Stated exercise: What follows are records. Restate all of them word for word.

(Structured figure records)
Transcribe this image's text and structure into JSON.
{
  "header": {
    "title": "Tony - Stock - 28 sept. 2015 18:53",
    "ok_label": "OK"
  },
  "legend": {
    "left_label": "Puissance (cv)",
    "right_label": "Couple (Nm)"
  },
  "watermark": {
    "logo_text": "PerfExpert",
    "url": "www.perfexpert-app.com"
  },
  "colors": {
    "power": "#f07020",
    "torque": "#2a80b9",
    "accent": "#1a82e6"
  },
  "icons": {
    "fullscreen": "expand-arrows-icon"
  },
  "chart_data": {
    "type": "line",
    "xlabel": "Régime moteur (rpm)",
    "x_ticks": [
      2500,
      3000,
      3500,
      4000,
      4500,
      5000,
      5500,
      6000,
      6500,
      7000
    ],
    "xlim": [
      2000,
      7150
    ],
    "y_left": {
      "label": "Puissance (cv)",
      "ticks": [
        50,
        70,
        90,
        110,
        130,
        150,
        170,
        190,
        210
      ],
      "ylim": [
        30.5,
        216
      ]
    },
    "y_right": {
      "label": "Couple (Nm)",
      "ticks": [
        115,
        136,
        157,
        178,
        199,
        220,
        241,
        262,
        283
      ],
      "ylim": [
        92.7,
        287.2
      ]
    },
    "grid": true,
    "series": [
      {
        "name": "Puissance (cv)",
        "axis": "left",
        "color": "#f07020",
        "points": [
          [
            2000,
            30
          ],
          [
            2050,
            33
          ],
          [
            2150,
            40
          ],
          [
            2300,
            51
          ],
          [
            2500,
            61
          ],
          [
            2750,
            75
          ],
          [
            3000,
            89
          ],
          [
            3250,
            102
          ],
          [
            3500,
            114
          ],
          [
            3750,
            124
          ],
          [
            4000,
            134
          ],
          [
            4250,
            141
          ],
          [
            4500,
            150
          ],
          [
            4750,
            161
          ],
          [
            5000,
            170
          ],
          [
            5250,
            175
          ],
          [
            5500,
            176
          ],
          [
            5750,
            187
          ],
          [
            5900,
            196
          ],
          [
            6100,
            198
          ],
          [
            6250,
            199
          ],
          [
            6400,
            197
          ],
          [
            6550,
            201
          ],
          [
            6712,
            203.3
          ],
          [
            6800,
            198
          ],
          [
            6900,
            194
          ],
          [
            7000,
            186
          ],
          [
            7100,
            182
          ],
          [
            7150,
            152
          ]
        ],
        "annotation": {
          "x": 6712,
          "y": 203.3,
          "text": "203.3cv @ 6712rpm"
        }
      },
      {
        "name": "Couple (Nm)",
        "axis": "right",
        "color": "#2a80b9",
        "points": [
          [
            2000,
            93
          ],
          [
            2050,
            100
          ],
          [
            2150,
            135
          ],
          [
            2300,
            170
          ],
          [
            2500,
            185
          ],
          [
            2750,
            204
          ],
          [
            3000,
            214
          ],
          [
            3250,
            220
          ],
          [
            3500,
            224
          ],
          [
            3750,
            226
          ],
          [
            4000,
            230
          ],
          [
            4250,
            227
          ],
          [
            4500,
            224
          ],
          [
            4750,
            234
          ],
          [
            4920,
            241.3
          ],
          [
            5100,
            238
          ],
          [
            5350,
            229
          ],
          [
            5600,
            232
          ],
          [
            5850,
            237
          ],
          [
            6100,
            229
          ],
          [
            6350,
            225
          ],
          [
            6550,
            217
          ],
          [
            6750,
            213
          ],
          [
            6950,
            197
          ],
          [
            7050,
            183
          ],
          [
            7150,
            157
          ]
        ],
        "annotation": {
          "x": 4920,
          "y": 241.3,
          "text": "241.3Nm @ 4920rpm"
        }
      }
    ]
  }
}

Solution to this problem:
Transcribe this image's text and structure into JSON.
{
  "header": {
    "title": "Tony - Stock - 28 sept. 2015 18:53",
    "ok_label": "OK"
  },
  "legend": {
    "left_label": "Puissance (cv)",
    "right_label": "Couple (Nm)"
  },
  "watermark": {
    "logo_text": "PerfExpert",
    "url": "www.perfexpert-app.com"
  },
  "colors": {
    "power": "#f07020",
    "torque": "#2a80b9",
    "accent": "#1a82e6"
  },
  "icons": {
    "fullscreen": "expand-arrows-icon"
  },
  "chart_data": {
    "type": "line",
    "xlabel": "Régime moteur (rpm)",
    "x_ticks": [
      2500,
      3000,
      3500,
      4000,
      4500,
      5000,
      5500,
      6000,
      6500,
      7000
    ],
    "xlim": [
      2000,
      7150
    ],
    "y_left": {
      "label": "Puissance (cv)",
      "ticks": [
        50,
        70,
        90,
        110,
        130,
        150,
        170,
        190,
        210
      ],
      "ylim": [
        30.5,
        216
      ]
    },
    "y_right": {
      "label": "Couple (Nm)",
      "ticks": [
        115,
        136,
        157,
        178,
        199,
        220,
        241,
        262,
        283
      ],
      "ylim": [
        92.7,
        287.2
      ]
    },
    "grid": true,
    "series": [
      {
        "name": "Puissance (cv)",
        "axis": "left",
        "color": "#f07020",
        "points": [
          [
            2000,
            30
          ],
          [
            2050,
            33
          ],
          [
            2150,
            40
          ],
          [
            2300,
            51
          ],
          [
            2500,
            61
          ],
          [
            2750,
            75
          ],
          [
            3000,
            89
          ],
          [
            3250,
            102
          ],
          [
            3500,
            114
          ],
          [
            3750,
            124
          ],
          [
            4000,
            134
          ],
          [
            4250,
            141
          ],
          [
            4500,
            150
          ],
          [
            4750,
            161
          ],
          [
            5000,
            170
          ],
          [
            5250,
            175
          ],
          [
            5500,
            176
          ],
          [
            5750,
            187
          ],
          [
            5900,
            196
          ],
          [
            6100,
            198
          ],
          [
            6250,
            199
          ],
          [
            6400,
            197
          ],
          [
            6550,
            201
          ],
          [
            6712,
            203.3
          ],
          [
            6800,
            198
          ],
          [
            6900,
            194
          ],
          [
            7000,
            186
          ],
          [
            7100,
            182
          ],
          [
            7150,
            152
          ]
        ],
        "annotation": {
          "x": 6712,
          "y": 203.3,
          "text": "203.3cv @ 6712rpm"
        }
      },
      {
        "name": "Couple (Nm)",
        "axis": "right",
        "color": "#2a80b9",
        "points": [
          [
            2000,
            93
          ],
          [
            2050,
            100
          ],
          [
            2150,
            135
          ],
          [
            2300,
            170
          ],
          [
            2500,
            185
          ],
          [
            2750,
            204
          ],
          [
            3000,
            214
          ],
          [
            3250,
            220
          ],
          [
            3500,
            224
          ],
          [
            3750,
            226
          ],
          [
            4000,
            230
          ],
          [
            4250,
            227
          ],
          [
            4500,
            224
          ],
          [
            4750,
            234
          ],
          [
            4920,
            241.3
          ],
          [
            5100,
            238
          ],
          [
            5350,
            229
          ],
          [
            5600,
            232
          ],
          [
            5850,
            237
          ],
          [
            6100,
            229
          ],
          [
            6350,
            225
          ],
          [
            6550,
            217
          ],
          [
            6750,
            213
          ],
          [
            6950,
            197
          ],
          [
            7050,
            183
          ],
          [
            7150,
            157
          ]
        ],
        "annotation": {
          "x": 4920,
          "y": 241.3,
          "text": "241.3Nm @ 4920rpm"
        }
      }
    ]
  }
}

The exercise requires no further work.